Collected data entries
*-*-*

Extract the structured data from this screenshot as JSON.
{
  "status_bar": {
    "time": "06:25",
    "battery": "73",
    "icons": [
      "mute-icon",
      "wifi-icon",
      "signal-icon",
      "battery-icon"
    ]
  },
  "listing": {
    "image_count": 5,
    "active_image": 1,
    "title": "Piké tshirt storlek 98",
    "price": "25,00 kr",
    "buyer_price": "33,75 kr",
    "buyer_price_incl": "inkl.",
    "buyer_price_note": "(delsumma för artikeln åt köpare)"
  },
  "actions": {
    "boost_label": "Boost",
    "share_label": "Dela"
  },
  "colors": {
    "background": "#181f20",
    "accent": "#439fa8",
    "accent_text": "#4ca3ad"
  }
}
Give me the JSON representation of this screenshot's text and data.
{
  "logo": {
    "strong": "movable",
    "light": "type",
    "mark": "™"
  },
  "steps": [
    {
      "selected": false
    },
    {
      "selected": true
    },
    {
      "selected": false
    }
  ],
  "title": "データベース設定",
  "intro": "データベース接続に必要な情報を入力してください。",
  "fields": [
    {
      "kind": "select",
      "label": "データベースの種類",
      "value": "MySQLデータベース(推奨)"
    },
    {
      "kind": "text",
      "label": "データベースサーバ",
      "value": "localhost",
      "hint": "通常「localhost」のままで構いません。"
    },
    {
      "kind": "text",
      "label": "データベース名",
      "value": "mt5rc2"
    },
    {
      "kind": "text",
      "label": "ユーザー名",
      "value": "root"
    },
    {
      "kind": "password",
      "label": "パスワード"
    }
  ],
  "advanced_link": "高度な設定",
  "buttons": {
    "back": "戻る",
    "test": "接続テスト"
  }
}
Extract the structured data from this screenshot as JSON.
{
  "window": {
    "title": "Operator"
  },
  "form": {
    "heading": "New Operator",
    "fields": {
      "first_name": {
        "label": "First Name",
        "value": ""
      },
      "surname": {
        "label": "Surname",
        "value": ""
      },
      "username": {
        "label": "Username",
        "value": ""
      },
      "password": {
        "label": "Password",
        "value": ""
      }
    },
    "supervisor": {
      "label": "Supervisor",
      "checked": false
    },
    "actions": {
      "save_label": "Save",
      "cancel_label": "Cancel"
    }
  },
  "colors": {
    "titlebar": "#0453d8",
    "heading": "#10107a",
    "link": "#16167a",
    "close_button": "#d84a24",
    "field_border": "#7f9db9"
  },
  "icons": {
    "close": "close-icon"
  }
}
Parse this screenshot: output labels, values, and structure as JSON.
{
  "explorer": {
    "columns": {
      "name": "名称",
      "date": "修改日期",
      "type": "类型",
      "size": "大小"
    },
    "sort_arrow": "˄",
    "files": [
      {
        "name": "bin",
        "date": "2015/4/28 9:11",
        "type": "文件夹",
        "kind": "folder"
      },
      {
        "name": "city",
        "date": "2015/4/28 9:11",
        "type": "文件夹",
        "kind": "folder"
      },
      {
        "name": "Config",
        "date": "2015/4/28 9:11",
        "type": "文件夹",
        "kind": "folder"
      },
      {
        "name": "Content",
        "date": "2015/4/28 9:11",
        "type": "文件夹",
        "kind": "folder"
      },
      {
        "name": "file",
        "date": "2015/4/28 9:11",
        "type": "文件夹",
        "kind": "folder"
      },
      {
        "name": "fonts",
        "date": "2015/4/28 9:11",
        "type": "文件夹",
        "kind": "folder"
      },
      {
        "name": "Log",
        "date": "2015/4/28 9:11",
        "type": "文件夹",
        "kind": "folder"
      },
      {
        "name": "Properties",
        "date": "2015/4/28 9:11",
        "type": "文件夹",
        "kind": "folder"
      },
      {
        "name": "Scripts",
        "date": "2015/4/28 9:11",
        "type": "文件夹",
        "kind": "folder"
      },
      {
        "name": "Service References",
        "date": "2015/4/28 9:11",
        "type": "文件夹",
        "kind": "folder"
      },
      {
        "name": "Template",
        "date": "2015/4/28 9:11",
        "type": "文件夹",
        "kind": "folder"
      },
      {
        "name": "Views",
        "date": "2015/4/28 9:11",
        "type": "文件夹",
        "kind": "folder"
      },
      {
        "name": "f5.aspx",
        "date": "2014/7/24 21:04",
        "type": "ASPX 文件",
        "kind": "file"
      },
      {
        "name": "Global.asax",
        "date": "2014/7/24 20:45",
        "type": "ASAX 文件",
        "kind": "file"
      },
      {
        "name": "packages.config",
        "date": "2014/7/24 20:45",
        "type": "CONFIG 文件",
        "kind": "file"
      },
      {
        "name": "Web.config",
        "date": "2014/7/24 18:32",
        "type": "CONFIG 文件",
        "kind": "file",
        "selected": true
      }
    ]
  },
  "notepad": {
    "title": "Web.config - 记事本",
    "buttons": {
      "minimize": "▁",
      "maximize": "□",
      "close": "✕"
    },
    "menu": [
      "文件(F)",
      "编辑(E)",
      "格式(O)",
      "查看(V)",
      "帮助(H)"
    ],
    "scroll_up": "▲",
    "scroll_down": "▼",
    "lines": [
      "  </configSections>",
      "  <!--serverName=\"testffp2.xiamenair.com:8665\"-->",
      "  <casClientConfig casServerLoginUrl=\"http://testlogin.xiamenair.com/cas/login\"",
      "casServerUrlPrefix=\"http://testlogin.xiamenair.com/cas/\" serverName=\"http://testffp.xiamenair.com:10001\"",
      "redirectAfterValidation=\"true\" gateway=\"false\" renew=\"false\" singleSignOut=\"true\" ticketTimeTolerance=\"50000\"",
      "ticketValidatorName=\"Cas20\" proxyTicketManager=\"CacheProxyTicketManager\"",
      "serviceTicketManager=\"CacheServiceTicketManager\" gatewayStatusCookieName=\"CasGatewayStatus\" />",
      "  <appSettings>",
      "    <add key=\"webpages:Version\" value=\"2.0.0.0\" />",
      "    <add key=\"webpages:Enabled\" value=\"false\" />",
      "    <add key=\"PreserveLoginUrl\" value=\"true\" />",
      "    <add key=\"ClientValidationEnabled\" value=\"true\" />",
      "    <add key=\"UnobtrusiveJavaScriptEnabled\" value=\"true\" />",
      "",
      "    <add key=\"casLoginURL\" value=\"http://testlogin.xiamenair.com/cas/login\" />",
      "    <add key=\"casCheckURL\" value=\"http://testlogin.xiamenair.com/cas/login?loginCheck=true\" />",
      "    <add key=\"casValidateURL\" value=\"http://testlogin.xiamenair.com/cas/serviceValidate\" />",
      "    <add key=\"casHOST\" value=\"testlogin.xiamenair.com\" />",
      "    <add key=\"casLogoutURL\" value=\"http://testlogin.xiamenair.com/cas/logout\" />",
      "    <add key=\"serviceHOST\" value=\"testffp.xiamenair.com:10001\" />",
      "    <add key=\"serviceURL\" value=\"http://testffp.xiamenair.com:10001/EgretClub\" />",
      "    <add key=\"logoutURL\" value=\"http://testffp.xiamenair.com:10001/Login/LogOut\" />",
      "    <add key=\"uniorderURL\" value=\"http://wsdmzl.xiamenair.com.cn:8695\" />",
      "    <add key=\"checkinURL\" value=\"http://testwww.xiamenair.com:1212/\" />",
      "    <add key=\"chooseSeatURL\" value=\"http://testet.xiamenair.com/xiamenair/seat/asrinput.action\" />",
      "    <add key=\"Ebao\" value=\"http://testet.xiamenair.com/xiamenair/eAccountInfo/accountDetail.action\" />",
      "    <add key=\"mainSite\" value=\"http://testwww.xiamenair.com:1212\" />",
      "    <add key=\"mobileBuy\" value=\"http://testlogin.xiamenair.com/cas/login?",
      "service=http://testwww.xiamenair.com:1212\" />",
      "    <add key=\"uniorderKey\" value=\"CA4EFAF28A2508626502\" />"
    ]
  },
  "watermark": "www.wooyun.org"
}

*-*-*

Transcribe all entries exactly as they are given.

Extract the structured data from this screenshot as JSON.
{
  "status_bar": {
    "time": "06:25",
    "battery": "73",
    "icons": [
      "mute-icon",
      "wifi-icon",
      "signal-icon",
      "battery-icon"
    ]
  },
  "listing": {
    "image_count": 5,
    "active_image": 1,
    "title": "Piké tshirt storlek 98",
    "price": "25,00 kr",
    "buyer_price": "33,75 kr",
    "buyer_price_incl": "inkl.",
    "buyer_price_note": "(delsumma för artikeln åt köpare)"
  },
  "actions": {
    "boost_label": "Boost",
    "share_label": "Dela"
  },
  "colors": {
    "background": "#181f20",
    "accent": "#439fa8",
    "accent_text": "#4ca3ad"
  }
}
Give me the JSON representation of this screenshot's text and data.
{
  "logo": {
    "strong": "movable",
    "light": "type",
    "mark": "™"
  },
  "steps": [
    {
      "selected": false
    },
    {
      "selected": true
    },
    {
      "selected": false
    }
  ],
  "title": "データベース設定",
  "intro": "データベース接続に必要な情報を入力してください。",
  "fields": [
    {
      "kind": "select",
      "label": "データベースの種類",
      "value": "MySQLデータベース(推奨)"
    },
    {
      "kind": "text",
      "label": "データベースサーバ",
      "value": "localhost",
      "hint": "通常「localhost」のままで構いません。"
    },
    {
      "kind": "text",
      "label": "データベース名",
      "value": "mt5rc2"
    },
    {
      "kind": "text",
      "label": "ユーザー名",
      "value": "root"
    },
    {
      "kind": "password",
      "label": "パスワード"
    }
  ],
  "advanced_link": "高度な設定",
  "buttons": {
    "back": "戻る",
    "test": "接続テスト"
  }
}
Extract the structured data from this screenshot as JSON.
{
  "window": {
    "title": "Operator"
  },
  "form": {
    "heading": "New Operator",
    "fields": {
      "first_name": {
        "label": "First Name",
        "value": ""
      },
      "surname": {
        "label": "Surname",
        "value": ""
      },
      "username": {
        "label": "Username",
        "value": ""
      },
      "password": {
        "label": "Password",
        "value": ""
      }
    },
    "supervisor": {
      "label": "Supervisor",
      "checked": false
    },
    "actions": {
      "save_label": "Save",
      "cancel_label": "Cancel"
    }
  },
  "colors": {
    "titlebar": "#0453d8",
    "heading": "#10107a",
    "link": "#16167a",
    "close_button": "#d84a24",
    "field_border": "#7f9db9"
  },
  "icons": {
    "close": "close-icon"
  }
}
Parse this screenshot: output labels, values, and structure as JSON.
{
  "explorer": {
    "columns": {
      "name": "名称",
      "date": "修改日期",
      "type": "类型",
      "size": "大小"
    },
    "sort_arrow": "˄",
    "files": [
      {
        "name": "bin",
        "date": "2015/4/28 9:11",
        "type": "文件夹",
        "kind": "folder"
      },
      {
        "name": "city",
        "date": "2015/4/28 9:11",
        "type": "文件夹",
        "kind": "folder"
      },
      {
        "name": "Config",
        "date": "2015/4/28 9:11",
        "type": "文件夹",
        "kind": "folder"
      },
      {
        "name": "Content",
        "date": "2015/4/28 9:11",
        "type": "文件夹",
        "kind": "folder"
      },
      {
        "name": "file",
        "date": "2015/4/28 9:11",
        "type": "文件夹",
        "kind": "folder"
      },
      {
        "name": "fonts",
        "date": "2015/4/28 9:11",
        "type": "文件夹",
        "kind": "folder"
      },
      {
        "name": "Log",
        "date": "2015/4/28 9:11",
        "type": "文件夹",
        "kind": "folder"
      },
      {
        "name": "Properties",
        "date": "2015/4/28 9:11",
        "type": "文件夹",
        "kind": "folder"
      },
      {
        "name": "Scripts",
        "date": "2015/4/28 9:11",
        "type": "文件夹",
        "kind": "folder"
      },
      {
        "name": "Service References",
        "date": "2015/4/28 9:11",
        "type": "文件夹",
        "kind": "folder"
      },
      {
        "name": "Template",
        "date": "2015/4/28 9:11",
        "type": "文件夹",
        "kind": "folder"
      },
      {
        "name": "Views",
        "date": "2015/4/28 9:11",
        "type": "文件夹",
        "kind": "folder"
      },
      {
        "name": "f5.aspx",
        "date": "2014/7/24 21:04",
        "type": "ASPX 文件",
        "kind": "file"
      },
      {
        "name": "Global.asax",
        "date": "2014/7/24 20:45",
        "type": "ASAX 文件",
        "kind": "file"
      },
      {
        "name": "packages.config",
        "date": "2014/7/24 20:45",
        "type": "CONFIG 文件",
        "kind": "file"
      },
      {
        "name": "Web.config",
        "date": "2014/7/24 18:32",
        "type": "CONFIG 文件",
        "kind": "file",
        "selected": true
      }
    ]
  },
  "notepad": {
    "title": "Web.config - 记事本",
    "buttons": {
      "minimize": "▁",
      "maximize": "□",
      "close": "✕"
    },
    "menu": [
      "文件(F)",
      "编辑(E)",
      "格式(O)",
      "查看(V)",
      "帮助(H)"
    ],
    "scroll_up": "▲",
    "scroll_down": "▼",
    "lines": [
      "  </configSections>",
      "  <!--serverName=\"testffp2.xiamenair.com:8665\"-->",
      "  <casClientConfig casServerLoginUrl=\"http://testlogin.xiamenair.com/cas/login\"",
      "casServerUrlPrefix=\"http://testlogin.xiamenair.com/cas/\" serverName=\"http://testffp.xiamenair.com:10001\"",
      "redirectAfterValidation=\"true\" gateway=\"false\" renew=\"false\" singleSignOut=\"true\" ticketTimeTolerance=\"50000\"",
      "ticketValidatorName=\"Cas20\" proxyTicketManager=\"CacheProxyTicketManager\"",
      "serviceTicketManager=\"CacheServiceTicketManager\" gatewayStatusCookieName=\"CasGatewayStatus\" />",
      "  <appSettings>",
      "    <add key=\"webpages:Version\" value=\"2.0.0.0\" />",
      "    <add key=\"webpages:Enabled\" value=\"false\" />",
      "    <add key=\"PreserveLoginUrl\" value=\"true\" />",
      "    <add key=\"ClientValidationEnabled\" value=\"true\" />",
      "    <add key=\"UnobtrusiveJavaScriptEnabled\" value=\"true\" />",
      "",
      "    <add key=\"casLoginURL\" value=\"http://testlogin.xiamenair.com/cas/login\" />",
      "    <add key=\"casCheckURL\" value=\"http://testlogin.xiamenair.com/cas/login?loginCheck=true\" />",
      "    <add key=\"casValidateURL\" value=\"http://testlogin.xiamenair.com/cas/serviceValidate\" />",
      "    <add key=\"casHOST\" value=\"testlogin.xiamenair.com\" />",
      "    <add key=\"casLogoutURL\" value=\"http://testlogin.xiamenair.com/cas/logout\" />",
      "    <add key=\"serviceHOST\" value=\"testffp.xiamenair.com:10001\" />",
      "    <add key=\"serviceURL\" value=\"http://testffp.xiamenair.com:10001/EgretClub\" />",
      "    <add key=\"logoutURL\" value=\"http://testffp.xiamenair.com:10001/Login/LogOut\" />",
      "    <add key=\"uniorderURL\" value=\"http://wsdmzl.xiamenair.com.cn:8695\" />",
      "    <add key=\"checkinURL\" value=\"http://testwww.xiamenair.com:1212/\" />",
      "    <add key=\"chooseSeatURL\" value=\"http://testet.xiamenair.com/xiamenair/seat/asrinput.action\" />",
      "    <add key=\"Ebao\" value=\"http://testet.xiamenair.com/xiamenair/eAccountInfo/accountDetail.action\" />",
      "    <add key=\"mainSite\" value=\"http://testwww.xiamenair.com:1212\" />",
      "    <add key=\"mobileBuy\" value=\"http://testlogin.xiamenair.com/cas/login?",
      "service=http://testwww.xiamenair.com:1212\" />",
      "    <add key=\"uniorderKey\" value=\"CA4EFAF28A2508626502\" />"
    ]
  },
  "watermark": "www.wooyun.org"
}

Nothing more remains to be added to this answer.